(Text Opens)

The terminal was built on the site of a small passenger depot and a former CP Express & Transport building. Most of the old structure was demolished, with a dock door retained and its limestone fascia stored for future use.

The bus terminal was located on the east side of Bay Street directly across from the railway terminal, behind and south of the Dominion Public Building on Front Street, with an enclosed walkway above Bay Street directly connecting the terminal to the railway station concourse. There was also direct stairway access from the bus terminal to railway platforms 4 through 13 via the Bay East Teamway under the railway tracks.

The terminal had 7 platforms with fixed platform assignments. Every GO bus route departed from the same platform, a practice that would result in backlogs and delays. Due to height restrictions on the approaches to the terminal, all buses that served the terminal were single-decker buses or special low-height double-decker buses. Per weekday, the bus terminal hosted 485 bus trips and served 13,600 riders. According to Metrolinx, it was estimated more than 100 million customers had used the terminal while it was in operation.

The bus terminal's last day of service was December 4, 2020, when it relocated to its current location under CIBC Square. The 2003 terminal was demolished shortly after.

(Text Closes)
(Extracted entries Opens)

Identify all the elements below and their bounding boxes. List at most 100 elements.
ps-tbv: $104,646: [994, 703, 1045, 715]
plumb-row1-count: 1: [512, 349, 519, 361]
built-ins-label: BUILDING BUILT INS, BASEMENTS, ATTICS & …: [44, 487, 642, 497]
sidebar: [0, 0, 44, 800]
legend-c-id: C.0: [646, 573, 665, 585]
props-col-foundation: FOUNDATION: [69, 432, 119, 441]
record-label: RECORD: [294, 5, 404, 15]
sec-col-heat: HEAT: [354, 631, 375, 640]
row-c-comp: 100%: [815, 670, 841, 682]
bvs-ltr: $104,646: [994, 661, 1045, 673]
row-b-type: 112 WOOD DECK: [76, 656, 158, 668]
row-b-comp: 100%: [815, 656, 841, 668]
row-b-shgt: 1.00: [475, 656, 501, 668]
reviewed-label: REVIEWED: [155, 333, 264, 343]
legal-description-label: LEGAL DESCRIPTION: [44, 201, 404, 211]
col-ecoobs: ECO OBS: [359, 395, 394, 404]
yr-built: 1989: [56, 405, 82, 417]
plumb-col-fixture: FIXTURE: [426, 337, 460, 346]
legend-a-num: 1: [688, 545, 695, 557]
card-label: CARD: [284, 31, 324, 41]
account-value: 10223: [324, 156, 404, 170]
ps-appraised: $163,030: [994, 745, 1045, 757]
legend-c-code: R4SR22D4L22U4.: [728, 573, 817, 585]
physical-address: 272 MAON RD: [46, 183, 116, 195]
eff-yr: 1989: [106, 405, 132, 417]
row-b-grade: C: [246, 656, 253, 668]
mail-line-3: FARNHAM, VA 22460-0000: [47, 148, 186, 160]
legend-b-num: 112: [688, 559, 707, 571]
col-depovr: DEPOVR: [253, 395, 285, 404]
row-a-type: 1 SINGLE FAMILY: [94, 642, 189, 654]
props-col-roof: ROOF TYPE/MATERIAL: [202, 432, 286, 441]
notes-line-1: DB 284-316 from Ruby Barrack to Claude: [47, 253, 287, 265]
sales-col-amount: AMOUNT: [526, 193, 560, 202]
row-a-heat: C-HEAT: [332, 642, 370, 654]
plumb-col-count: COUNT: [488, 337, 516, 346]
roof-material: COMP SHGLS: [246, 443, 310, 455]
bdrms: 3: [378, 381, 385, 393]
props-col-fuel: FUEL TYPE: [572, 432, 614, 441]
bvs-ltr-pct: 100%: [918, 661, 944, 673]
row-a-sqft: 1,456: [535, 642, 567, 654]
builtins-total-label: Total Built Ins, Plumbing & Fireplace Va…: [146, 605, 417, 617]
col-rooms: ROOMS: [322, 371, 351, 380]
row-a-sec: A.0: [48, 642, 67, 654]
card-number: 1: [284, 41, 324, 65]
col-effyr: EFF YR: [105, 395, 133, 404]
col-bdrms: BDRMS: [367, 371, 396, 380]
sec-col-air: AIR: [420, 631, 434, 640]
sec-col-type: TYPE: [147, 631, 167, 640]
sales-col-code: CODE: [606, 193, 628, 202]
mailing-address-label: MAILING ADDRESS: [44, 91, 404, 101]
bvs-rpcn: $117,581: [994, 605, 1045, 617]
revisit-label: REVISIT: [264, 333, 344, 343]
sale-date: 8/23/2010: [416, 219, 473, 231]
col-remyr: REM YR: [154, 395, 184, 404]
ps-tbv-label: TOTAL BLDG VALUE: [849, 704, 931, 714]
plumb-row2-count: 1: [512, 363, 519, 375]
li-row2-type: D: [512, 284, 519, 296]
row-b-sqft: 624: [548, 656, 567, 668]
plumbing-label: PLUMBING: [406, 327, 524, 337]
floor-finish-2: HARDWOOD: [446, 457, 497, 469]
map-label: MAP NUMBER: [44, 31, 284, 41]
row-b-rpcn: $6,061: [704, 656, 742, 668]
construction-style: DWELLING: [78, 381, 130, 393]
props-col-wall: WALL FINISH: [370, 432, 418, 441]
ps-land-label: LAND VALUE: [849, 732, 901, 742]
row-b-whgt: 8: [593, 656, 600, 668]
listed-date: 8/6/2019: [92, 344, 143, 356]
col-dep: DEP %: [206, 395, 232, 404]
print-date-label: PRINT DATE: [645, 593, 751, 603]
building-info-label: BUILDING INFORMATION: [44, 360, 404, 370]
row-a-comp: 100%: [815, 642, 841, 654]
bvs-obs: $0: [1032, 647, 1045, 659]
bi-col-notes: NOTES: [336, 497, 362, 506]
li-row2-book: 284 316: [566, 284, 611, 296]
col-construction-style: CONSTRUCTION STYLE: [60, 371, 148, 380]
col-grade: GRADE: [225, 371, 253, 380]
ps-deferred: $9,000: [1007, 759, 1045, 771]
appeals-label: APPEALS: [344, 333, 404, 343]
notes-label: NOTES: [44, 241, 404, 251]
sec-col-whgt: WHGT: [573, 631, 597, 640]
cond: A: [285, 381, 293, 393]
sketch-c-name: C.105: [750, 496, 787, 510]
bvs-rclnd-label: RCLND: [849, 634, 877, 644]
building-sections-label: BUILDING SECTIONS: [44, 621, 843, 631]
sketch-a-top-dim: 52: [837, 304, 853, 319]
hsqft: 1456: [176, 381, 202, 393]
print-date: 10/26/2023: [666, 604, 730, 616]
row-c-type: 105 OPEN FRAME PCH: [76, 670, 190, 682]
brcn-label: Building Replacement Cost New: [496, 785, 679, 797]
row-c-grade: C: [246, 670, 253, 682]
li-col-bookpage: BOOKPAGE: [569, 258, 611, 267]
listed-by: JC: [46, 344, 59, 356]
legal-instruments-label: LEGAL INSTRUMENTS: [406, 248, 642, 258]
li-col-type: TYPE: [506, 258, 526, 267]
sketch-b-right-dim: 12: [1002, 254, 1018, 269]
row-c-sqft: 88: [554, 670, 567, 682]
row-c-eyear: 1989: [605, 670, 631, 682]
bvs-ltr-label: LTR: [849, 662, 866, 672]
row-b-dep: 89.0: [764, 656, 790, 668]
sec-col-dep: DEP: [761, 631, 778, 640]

(Extracted entries Closes)

Required work:
**A)** According to the passage on the bus terminal, how many bus trips did the terminal host per weekday?
**B)** Decide whether each statement agrees with the passage on the bus terminal, answering yes or no and quoting the deciding words: (i) Each GO bus route departed from the same platform every time. (ii) Standard-height double-decker buses served the terminal. (iii) The bus terminal stood on the west side of Bay Street.
**C)** Resume the passage on the bus terminal after its final sentence.

Results for each task:
**A)** 485 bus trips

**B)**
(i) Yes: "Every GO bus route departed from the same platform"
(ii) No: "all buses that served the terminal were single-decker buses or special low-height double-decker buses"
(iii) No: "located on the east side of Bay Street"

**C)**
====Relocation of operators from Toronto Coach Terminal====
The terminal took over as Toronto's principal hub for intercity bus services from the Toronto Coach Terminal at Bay and Edward Street, 2 km away. Negotiations with intercity coach services first began in 2012, when the relocation of the Union Station Bus Terminal to the future CIBC Square was being planned. Intercity bus operators stated that they were in favour of moving from the Toronto Coach Terminal, as a location closer to the Gardiner Expressway would reduce journey times. The Toronto Coach Terminal was leased by intercity bus operators from the Toronto Transit Commission (TTC) until July 7, 2021. Coach Canada / Megabus relocated to the new terminal on June 8, 2021. The Toronto Coach Terminal's last remaining tenant, Ontario Northland Motor Coach Services, transferred its operations to the Union Station Bus Terminal effective July 4, 2021.

Greyhound Canada never moved to the Union Station terminal as it permanently ceased operations in May 2021. US-based Greyhound Lines began cross-border Toronto–Buffalo routes in November 2021, after COVID-19 pandemic–related Canada–United States border restrictions were relaxed.

The TTC declared the Toronto Coach Terminal site surplus effective July 8, 2021, and transferred ownership of it to the City of Toronto for redevelopment.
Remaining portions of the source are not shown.